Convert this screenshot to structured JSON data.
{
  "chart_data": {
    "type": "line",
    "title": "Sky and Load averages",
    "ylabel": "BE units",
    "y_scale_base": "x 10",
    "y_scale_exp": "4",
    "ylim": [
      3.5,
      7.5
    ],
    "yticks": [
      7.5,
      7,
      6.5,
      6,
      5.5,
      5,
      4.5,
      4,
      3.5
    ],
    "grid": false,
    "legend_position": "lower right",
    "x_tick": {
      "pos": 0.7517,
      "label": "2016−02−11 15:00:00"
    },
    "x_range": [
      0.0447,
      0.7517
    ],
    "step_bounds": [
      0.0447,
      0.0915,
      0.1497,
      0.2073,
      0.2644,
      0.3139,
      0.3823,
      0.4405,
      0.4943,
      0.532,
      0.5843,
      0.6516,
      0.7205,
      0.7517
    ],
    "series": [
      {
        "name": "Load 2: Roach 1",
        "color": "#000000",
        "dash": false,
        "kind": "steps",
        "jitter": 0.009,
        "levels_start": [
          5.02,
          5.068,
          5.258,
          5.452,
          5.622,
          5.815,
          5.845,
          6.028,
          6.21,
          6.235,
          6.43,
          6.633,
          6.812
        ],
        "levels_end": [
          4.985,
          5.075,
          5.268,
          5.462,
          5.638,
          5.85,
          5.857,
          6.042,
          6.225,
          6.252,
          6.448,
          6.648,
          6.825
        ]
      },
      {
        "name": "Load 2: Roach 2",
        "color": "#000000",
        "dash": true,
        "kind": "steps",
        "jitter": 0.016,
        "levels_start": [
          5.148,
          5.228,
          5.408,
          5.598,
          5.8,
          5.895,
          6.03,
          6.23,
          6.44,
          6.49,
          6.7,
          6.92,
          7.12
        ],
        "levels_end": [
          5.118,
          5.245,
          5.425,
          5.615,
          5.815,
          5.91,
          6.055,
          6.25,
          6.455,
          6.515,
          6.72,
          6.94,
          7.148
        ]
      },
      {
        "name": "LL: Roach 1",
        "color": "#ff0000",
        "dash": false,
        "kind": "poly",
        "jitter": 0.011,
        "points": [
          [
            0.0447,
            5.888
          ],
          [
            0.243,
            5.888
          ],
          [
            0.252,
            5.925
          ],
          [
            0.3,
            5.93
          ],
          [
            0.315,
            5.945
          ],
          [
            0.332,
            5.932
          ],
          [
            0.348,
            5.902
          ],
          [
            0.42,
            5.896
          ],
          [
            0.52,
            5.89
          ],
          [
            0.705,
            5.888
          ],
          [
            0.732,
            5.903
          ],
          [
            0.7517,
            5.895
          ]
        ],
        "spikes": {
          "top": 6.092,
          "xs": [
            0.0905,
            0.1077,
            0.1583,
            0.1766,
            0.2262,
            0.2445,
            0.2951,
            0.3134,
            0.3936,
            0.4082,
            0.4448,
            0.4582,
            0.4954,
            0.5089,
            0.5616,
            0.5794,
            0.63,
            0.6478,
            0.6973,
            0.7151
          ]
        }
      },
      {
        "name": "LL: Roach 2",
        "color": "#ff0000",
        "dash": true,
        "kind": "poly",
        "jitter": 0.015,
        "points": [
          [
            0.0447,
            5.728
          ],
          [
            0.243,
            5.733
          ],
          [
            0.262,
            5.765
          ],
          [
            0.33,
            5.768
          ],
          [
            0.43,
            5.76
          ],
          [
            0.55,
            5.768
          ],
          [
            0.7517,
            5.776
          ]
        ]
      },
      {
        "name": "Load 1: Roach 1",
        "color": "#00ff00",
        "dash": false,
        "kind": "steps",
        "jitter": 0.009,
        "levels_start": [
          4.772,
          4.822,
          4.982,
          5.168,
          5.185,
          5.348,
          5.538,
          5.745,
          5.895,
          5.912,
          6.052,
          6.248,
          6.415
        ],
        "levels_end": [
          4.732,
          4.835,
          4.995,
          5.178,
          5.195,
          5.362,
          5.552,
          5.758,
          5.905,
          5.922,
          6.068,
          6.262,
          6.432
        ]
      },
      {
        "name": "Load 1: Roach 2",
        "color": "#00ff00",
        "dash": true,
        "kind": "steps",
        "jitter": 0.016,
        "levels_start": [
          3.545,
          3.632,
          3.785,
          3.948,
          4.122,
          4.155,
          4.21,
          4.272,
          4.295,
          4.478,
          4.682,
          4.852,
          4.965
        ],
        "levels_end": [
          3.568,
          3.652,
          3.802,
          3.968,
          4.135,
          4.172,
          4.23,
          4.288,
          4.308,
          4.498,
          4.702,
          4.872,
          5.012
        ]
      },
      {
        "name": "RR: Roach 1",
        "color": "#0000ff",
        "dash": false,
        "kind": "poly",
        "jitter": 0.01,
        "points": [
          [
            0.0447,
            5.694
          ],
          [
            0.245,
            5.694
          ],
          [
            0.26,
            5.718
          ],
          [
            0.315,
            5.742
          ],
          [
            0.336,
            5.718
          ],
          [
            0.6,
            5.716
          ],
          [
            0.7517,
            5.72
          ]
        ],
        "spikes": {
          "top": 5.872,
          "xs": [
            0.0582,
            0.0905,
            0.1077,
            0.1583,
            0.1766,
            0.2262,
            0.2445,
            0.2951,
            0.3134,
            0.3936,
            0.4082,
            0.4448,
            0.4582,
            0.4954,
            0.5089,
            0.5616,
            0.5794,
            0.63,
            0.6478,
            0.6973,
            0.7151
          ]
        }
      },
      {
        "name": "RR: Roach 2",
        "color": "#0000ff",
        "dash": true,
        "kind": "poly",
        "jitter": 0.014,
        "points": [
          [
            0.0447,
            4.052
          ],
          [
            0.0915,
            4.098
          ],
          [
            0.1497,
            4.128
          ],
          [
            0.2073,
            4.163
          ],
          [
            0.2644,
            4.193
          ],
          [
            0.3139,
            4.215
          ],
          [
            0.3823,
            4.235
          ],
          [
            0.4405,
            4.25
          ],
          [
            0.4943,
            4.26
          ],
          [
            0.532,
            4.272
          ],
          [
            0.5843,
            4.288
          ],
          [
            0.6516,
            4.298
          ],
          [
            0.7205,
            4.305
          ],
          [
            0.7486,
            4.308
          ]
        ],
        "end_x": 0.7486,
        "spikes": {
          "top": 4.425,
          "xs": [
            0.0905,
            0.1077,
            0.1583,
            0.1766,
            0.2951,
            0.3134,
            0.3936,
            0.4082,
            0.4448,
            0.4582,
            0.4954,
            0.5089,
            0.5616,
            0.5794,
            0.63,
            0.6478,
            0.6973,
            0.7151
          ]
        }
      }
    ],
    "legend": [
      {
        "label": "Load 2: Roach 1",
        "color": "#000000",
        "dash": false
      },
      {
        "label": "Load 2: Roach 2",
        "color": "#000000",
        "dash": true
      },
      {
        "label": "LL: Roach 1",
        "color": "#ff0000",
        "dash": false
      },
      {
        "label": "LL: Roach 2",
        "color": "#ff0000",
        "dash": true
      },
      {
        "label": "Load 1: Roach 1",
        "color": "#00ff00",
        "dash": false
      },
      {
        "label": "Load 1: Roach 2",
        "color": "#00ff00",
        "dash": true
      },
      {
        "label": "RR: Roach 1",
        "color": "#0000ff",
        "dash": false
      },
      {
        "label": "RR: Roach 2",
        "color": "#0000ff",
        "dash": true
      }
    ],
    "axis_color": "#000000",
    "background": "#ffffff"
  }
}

● ● ● ● ● ● ●

- [DO THIS]
Extract each record, keeping it identical to the original.

- [OUTPUT BELOW]
Convert this screenshot to structured JSON data.
{
  "chart_data": {
    "type": "line",
    "title": "Sky and Load averages",
    "ylabel": "BE units",
    "y_scale_base": "x 10",
    "y_scale_exp": "4",
    "ylim": [
      3.5,
      7.5
    ],
    "yticks": [
      7.5,
      7,
      6.5,
      6,
      5.5,
      5,
      4.5,
      4,
      3.5
    ],
    "grid": false,
    "legend_position": "lower right",
    "x_tick": {
      "pos": 0.7517,
      "label": "2016−02−11 15:00:00"
    },
    "x_range": [
      0.0447,
      0.7517
    ],
    "step_bounds": [
      0.0447,
      0.0915,
      0.1497,
      0.2073,
      0.2644,
      0.3139,
      0.3823,
      0.4405,
      0.4943,
      0.532,
      0.5843,
      0.6516,
      0.7205,
      0.7517
    ],
    "series": [
      {
        "name": "Load 2: Roach 1",
        "color": "#000000",
        "dash": false,
        "kind": "steps",
        "jitter": 0.009,
        "levels_start": [
          5.02,
          5.068,
          5.258,
          5.452,
          5.622,
          5.815,
          5.845,
          6.028,
          6.21,
          6.235,
          6.43,
          6.633,
          6.812
        ],
        "levels_end": [
          4.985,
          5.075,
          5.268,
          5.462,
          5.638,
          5.85,
          5.857,
          6.042,
          6.225,
          6.252,
          6.448,
          6.648,
          6.825
        ]
      },
      {
        "name": "Load 2: Roach 2",
        "color": "#000000",
        "dash": true,
        "kind": "steps",
        "jitter": 0.016,
        "levels_start": [
          5.148,
          5.228,
          5.408,
          5.598,
          5.8,
          5.895,
          6.03,
          6.23,
          6.44,
          6.49,
          6.7,
          6.92,
          7.12
        ],
        "levels_end": [
          5.118,
          5.245,
          5.425,
          5.615,
          5.815,
          5.91,
          6.055,
          6.25,
          6.455,
          6.515,
          6.72,
          6.94,
          7.148
        ]
      },
      {
        "name": "LL: Roach 1",
        "color": "#ff0000",
        "dash": false,
        "kind": "poly",
        "jitter": 0.011,
        "points": [
          [
            0.0447,
            5.888
          ],
          [
            0.243,
            5.888
          ],
          [
            0.252,
            5.925
          ],
          [
            0.3,
            5.93
          ],
          [
            0.315,
            5.945
          ],
          [
            0.332,
            5.932
          ],
          [
            0.348,
            5.902
          ],
          [
            0.42,
            5.896
          ],
          [
            0.52,
            5.89
          ],
          [
            0.705,
            5.888
          ],
          [
            0.732,
            5.903
          ],
          [
            0.7517,
            5.895
          ]
        ],
        "spikes": {
          "top": 6.092,
          "xs": [
            0.0905,
            0.1077,
            0.1583,
            0.1766,
            0.2262,
            0.2445,
            0.2951,
            0.3134,
            0.3936,
            0.4082,
            0.4448,
            0.4582,
            0.4954,
            0.5089,
            0.5616,
            0.5794,
            0.63,
            0.6478,
            0.6973,
            0.7151
          ]
        }
      },
      {
        "name": "LL: Roach 2",
        "color": "#ff0000",
        "dash": true,
        "kind": "poly",
        "jitter": 0.015,
        "points": [
          [
            0.0447,
            5.728
          ],
          [
            0.243,
            5.733
          ],
          [
            0.262,
            5.765
          ],
          [
            0.33,
            5.768
          ],
          [
            0.43,
            5.76
          ],
          [
            0.55,
            5.768
          ],
          [
            0.7517,
            5.776
          ]
        ]
      },
      {
        "name": "Load 1: Roach 1",
        "color": "#00ff00",
        "dash": false,
        "kind": "steps",
        "jitter": 0.009,
        "levels_start": [
          4.772,
          4.822,
          4.982,
          5.168,
          5.185,
          5.348,
          5.538,
          5.745,
          5.895,
          5.912,
          6.052,
          6.248,
          6.415
        ],
        "levels_end": [
          4.732,
          4.835,
          4.995,
          5.178,
          5.195,
          5.362,
          5.552,
          5.758,
          5.905,
          5.922,
          6.068,
          6.262,
          6.432
        ]
      },
      {
        "name": "Load 1: Roach 2",
        "color": "#00ff00",
        "dash": true,
        "kind": "steps",
        "jitter": 0.016,
        "levels_start": [
          3.545,
          3.632,
          3.785,
          3.948,
          4.122,
          4.155,
          4.21,
          4.272,
          4.295,
          4.478,
          4.682,
          4.852,
          4.965
        ],
        "levels_end": [
          3.568,
          3.652,
          3.802,
          3.968,
          4.135,
          4.172,
          4.23,
          4.288,
          4.308,
          4.498,
          4.702,
          4.872,
          5.012
        ]
      },
      {
        "name": "RR: Roach 1",
        "color": "#0000ff",
        "dash": false,
        "kind": "poly",
        "jitter": 0.01,
        "points": [
          [
            0.0447,
            5.694
          ],
          [
            0.245,
            5.694
          ],
          [
            0.26,
            5.718
          ],
          [
            0.315,
            5.742
          ],
          [
            0.336,
            5.718
          ],
          [
            0.6,
            5.716
          ],
          [
            0.7517,
            5.72
          ]
        ],
        "spikes": {
          "top": 5.872,
          "xs": [
            0.0582,
            0.0905,
            0.1077,
            0.1583,
            0.1766,
            0.2262,
            0.2445,
            0.2951,
            0.3134,
            0.3936,
            0.4082,
            0.4448,
            0.4582,
            0.4954,
            0.5089,
            0.5616,
            0.5794,
            0.63,
            0.6478,
            0.6973,
            0.7151
          ]
        }
      },
      {
        "name": "RR: Roach 2",
        "color": "#0000ff",
        "dash": true,
        "kind": "poly",
        "jitter": 0.014,
        "points": [
          [
            0.0447,
            4.052
          ],
          [
            0.0915,
            4.098
          ],
          [
            0.1497,
            4.128
          ],
          [
            0.2073,
            4.163
          ],
          [
            0.2644,
            4.193
          ],
          [
            0.3139,
            4.215
          ],
          [
            0.3823,
            4.235
          ],
          [
            0.4405,
            4.25
          ],
          [
            0.4943,
            4.26
          ],
          [
            0.532,
            4.272
          ],
          [
            0.5843,
            4.288
          ],
          [
            0.6516,
            4.298
          ],
          [
            0.7205,
            4.305
          ],
          [
            0.7486,
            4.308
          ]
        ],
        "end_x": 0.7486,
        "spikes": {
          "top": 4.425,
          "xs": [
            0.0905,
            0.1077,
            0.1583,
            0.1766,
            0.2951,
            0.3134,
            0.3936,
            0.4082,
            0.4448,
            0.4582,
            0.4954,
            0.5089,
            0.5616,
            0.5794,
            0.63,
            0.6478,
            0.6973,
            0.7151
          ]
        }
      }
    ],
    "legend": [
      {
        "label": "Load 2: Roach 1",
        "color": "#000000",
        "dash": false
      },
      {
        "label": "Load 2: Roach 2",
        "color": "#000000",
        "dash": true
      },
      {
        "label": "LL: Roach 1",
        "color": "#ff0000",
        "dash": false
      },
      {
        "label": "LL: Roach 2",
        "color": "#ff0000",
        "dash": true
      },
      {
        "label": "Load 1: Roach 1",
        "color": "#00ff00",
        "dash": false
      },
      {
        "label": "Load 1: Roach 2",
        "color": "#00ff00",
        "dash": true
      },
      {
        "label": "RR: Roach 1",
        "color": "#0000ff",
        "dash": false
      },
      {
        "label": "RR: Roach 2",
        "color": "#0000ff",
        "dash": true
      }
    ],
    "axis_color": "#000000",
    "background": "#ffffff"
  }
}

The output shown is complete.